-------- DATA FOR PROCESSING --------

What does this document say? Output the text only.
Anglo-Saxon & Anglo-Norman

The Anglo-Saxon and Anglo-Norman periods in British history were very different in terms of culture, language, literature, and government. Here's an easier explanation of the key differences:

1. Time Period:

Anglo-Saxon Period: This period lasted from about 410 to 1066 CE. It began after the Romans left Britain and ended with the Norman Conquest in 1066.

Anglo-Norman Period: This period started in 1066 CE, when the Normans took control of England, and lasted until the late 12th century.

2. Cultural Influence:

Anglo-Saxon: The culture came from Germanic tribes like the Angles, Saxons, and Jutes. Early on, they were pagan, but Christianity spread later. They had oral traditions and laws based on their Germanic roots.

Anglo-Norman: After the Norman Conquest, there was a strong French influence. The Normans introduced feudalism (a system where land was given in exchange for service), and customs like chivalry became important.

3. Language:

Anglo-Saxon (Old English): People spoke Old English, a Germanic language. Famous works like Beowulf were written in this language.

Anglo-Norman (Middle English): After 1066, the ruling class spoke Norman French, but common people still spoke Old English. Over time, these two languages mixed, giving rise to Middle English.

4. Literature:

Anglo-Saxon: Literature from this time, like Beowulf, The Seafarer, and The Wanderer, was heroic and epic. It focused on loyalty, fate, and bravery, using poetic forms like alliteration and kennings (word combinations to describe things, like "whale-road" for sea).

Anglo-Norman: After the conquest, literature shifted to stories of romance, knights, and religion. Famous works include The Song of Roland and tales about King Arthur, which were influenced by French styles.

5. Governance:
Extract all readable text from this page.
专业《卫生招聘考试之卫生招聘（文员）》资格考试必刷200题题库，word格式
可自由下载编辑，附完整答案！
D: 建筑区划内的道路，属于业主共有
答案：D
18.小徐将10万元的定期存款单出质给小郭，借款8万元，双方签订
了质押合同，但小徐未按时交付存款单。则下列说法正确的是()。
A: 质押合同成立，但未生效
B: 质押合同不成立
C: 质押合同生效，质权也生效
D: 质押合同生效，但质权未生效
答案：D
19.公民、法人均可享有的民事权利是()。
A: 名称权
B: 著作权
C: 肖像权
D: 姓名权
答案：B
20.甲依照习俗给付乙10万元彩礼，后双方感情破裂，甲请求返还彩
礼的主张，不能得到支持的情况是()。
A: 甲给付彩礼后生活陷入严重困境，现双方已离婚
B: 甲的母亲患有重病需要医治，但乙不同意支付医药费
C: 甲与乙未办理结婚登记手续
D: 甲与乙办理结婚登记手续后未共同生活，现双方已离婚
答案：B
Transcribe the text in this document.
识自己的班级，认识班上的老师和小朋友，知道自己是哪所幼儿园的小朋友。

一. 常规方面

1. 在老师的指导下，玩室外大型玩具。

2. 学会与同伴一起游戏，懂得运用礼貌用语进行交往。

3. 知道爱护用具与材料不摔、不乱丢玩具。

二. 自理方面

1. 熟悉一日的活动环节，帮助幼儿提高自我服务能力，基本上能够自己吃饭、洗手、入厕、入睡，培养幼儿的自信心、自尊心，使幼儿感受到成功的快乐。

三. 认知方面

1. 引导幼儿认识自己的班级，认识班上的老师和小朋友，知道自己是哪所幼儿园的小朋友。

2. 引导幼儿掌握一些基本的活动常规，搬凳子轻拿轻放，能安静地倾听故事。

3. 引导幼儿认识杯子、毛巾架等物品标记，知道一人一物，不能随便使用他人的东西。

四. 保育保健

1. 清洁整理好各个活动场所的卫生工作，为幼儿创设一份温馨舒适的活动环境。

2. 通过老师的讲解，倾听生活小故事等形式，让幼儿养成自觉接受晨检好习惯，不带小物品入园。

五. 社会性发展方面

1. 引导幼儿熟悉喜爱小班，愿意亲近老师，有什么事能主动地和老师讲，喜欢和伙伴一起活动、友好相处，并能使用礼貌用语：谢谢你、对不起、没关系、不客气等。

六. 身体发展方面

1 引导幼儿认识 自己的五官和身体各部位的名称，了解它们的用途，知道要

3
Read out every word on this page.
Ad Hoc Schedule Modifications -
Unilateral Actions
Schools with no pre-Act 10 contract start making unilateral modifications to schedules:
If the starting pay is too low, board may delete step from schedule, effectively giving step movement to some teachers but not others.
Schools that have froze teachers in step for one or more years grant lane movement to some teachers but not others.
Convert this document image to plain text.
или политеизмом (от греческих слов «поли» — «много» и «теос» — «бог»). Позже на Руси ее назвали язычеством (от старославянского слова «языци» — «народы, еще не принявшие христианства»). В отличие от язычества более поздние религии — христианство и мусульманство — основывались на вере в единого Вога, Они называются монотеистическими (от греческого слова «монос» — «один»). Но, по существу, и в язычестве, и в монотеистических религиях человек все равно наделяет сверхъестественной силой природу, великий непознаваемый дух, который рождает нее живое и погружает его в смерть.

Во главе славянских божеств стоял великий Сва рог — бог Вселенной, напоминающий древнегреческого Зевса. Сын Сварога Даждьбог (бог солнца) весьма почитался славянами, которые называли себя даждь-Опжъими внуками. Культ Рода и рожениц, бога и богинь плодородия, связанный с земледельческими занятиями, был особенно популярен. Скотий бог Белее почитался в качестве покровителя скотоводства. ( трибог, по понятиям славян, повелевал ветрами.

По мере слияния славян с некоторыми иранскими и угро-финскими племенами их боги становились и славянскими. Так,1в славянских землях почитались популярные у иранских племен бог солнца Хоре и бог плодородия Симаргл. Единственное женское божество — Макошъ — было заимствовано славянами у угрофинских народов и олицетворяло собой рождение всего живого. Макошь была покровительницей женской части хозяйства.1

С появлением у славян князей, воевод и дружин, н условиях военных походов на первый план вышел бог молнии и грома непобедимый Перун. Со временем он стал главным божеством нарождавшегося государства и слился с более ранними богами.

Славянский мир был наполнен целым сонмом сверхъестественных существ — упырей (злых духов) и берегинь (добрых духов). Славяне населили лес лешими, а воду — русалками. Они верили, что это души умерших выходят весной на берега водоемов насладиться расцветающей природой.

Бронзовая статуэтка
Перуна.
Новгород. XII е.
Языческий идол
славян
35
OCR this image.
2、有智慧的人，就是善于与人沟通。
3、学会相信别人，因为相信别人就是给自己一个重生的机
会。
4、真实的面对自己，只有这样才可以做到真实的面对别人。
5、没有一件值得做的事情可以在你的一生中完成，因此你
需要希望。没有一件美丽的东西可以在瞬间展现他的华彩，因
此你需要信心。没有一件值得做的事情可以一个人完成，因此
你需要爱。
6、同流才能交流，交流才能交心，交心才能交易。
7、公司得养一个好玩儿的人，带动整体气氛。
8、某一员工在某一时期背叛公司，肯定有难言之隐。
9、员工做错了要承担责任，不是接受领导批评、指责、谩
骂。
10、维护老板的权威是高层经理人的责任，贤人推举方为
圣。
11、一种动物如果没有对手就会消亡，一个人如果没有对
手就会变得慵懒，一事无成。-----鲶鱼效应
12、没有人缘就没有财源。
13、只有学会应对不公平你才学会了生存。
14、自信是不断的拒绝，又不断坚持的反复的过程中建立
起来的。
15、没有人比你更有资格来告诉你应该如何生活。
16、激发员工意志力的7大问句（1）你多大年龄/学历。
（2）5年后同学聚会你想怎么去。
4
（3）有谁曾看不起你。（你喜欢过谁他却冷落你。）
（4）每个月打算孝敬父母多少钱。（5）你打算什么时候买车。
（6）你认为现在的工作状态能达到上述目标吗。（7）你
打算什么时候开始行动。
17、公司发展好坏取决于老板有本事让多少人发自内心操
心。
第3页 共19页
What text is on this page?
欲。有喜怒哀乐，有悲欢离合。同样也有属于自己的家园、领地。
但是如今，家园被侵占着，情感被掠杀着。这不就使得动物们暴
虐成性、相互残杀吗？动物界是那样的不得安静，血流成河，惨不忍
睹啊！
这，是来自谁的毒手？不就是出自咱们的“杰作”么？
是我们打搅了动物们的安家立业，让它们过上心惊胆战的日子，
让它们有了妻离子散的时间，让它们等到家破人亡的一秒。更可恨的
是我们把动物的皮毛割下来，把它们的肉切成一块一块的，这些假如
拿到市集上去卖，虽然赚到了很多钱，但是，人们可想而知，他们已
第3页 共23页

--------

**WHAT IS ASKED**.
Pick out, from the lines above, every one that contains the string "step".

**EXPECTED ANSWER**.
If the starting pay is too low, board may delete step from schedule, effectively giving step movement to some teachers but not others.
Schools that have froze teachers in step for one or more years grant lane movement to some teachers but not others.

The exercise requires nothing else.